◆ Task instructions
Copy the data character for character, from its first line up to and including the line that contains "x-tick-label: 16 <box>434 502 450 515</box>".

◆ Records
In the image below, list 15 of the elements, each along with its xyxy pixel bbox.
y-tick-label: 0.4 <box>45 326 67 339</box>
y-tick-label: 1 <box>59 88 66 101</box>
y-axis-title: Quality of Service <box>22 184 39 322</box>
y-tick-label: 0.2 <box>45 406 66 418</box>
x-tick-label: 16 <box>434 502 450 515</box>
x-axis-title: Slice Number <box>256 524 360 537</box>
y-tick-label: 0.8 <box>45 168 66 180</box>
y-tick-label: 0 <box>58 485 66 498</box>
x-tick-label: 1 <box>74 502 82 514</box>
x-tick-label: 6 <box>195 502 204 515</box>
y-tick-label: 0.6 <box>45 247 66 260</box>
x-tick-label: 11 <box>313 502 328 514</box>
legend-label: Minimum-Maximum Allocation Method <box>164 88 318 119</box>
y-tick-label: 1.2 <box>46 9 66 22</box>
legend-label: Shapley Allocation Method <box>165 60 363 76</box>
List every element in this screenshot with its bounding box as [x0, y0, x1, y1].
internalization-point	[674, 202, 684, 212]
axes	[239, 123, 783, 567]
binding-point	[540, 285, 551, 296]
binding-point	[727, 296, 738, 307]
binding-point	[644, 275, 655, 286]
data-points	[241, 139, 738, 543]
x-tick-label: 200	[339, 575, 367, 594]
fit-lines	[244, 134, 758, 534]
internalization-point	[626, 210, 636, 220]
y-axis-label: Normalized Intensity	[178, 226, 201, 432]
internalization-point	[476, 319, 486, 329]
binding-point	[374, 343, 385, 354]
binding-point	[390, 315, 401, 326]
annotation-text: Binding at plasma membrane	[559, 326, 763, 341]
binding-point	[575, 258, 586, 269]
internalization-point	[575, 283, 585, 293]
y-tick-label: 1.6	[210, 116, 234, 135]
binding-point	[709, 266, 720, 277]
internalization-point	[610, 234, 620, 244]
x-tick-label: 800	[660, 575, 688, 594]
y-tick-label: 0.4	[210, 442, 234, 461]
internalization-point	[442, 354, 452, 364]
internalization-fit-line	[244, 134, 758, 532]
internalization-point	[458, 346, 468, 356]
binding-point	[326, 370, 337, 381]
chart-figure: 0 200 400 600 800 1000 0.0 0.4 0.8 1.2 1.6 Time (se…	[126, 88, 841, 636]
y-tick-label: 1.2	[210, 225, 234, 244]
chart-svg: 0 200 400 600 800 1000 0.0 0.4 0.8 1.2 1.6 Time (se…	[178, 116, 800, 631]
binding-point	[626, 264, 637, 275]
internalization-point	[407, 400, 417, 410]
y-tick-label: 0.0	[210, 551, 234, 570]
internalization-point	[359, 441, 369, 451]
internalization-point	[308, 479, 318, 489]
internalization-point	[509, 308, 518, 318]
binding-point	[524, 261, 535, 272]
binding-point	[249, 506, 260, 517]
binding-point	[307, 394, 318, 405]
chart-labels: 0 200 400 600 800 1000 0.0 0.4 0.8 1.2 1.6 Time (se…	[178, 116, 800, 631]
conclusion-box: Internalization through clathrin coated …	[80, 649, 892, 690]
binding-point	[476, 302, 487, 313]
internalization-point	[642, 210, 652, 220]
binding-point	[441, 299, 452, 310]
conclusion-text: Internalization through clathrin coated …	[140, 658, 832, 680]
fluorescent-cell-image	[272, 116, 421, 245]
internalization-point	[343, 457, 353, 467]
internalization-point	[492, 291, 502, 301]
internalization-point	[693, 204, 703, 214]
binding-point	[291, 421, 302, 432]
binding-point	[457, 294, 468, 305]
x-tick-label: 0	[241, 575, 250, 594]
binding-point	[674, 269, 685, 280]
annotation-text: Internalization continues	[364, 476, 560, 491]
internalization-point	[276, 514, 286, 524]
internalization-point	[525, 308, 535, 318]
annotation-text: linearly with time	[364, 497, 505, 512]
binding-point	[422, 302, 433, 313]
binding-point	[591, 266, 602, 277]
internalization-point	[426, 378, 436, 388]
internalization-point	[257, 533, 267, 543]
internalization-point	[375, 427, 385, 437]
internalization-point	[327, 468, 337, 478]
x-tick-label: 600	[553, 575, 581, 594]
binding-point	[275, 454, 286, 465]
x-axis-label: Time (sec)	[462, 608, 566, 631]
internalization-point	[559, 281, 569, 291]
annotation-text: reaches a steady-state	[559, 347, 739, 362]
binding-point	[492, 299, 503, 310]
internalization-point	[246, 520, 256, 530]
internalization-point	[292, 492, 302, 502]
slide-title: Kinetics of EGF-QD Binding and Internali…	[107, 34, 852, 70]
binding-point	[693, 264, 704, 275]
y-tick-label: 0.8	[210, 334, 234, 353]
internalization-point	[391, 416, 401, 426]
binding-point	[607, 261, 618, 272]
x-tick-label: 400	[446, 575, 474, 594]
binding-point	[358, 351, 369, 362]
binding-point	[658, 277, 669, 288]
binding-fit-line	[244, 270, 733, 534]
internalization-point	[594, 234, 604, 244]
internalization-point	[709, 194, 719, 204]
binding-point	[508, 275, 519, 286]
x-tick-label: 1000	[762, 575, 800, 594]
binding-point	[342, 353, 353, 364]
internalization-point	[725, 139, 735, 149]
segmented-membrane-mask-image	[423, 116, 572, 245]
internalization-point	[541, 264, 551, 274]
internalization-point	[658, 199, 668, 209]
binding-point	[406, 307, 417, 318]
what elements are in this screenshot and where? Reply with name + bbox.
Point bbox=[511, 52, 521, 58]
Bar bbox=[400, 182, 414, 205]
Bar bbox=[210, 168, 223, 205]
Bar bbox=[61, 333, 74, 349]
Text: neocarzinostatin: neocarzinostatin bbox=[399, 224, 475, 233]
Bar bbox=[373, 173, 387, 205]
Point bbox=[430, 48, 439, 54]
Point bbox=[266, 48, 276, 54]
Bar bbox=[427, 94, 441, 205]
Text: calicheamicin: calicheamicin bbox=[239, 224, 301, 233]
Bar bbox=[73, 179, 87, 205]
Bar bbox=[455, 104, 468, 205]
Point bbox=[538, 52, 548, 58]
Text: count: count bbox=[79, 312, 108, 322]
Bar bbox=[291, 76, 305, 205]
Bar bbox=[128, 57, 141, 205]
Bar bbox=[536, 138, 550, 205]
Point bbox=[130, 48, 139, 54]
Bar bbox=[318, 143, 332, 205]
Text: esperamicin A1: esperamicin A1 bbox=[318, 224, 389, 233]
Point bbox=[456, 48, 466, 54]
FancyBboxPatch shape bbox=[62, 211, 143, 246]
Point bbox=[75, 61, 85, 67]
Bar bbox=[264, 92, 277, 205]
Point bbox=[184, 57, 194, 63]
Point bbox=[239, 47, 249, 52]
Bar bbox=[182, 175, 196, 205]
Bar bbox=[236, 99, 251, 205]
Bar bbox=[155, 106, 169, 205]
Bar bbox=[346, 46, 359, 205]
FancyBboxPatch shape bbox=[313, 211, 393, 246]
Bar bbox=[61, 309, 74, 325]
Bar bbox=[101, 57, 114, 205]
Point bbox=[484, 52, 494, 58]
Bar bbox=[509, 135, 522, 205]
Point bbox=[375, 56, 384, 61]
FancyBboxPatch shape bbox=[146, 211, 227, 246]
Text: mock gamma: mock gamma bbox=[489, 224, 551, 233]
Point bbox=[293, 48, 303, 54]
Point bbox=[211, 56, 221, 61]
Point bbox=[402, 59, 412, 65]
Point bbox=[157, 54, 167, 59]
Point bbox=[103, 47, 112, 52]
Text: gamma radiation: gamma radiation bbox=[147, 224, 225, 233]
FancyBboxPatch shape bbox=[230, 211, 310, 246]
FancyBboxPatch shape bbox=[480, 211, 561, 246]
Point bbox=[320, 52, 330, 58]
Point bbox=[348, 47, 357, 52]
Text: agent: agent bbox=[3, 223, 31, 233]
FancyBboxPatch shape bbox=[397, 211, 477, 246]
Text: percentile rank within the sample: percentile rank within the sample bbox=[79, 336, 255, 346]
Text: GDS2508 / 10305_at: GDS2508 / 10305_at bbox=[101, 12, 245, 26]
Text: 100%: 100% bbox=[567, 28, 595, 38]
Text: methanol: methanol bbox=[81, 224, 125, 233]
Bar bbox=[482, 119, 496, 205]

◆ Finished exercise
In the image below, list 15 of the elements, each along with its xyxy pixel bbox.
y-tick-label: 0.4 <box>45 326 67 339</box>
y-tick-label: 1 <box>59 88 66 101</box>
y-axis-title: Quality of Service <box>22 184 39 322</box>
y-tick-label: 0.2 <box>45 406 66 418</box>
x-tick-label: 16 <box>434 502 450 515</box>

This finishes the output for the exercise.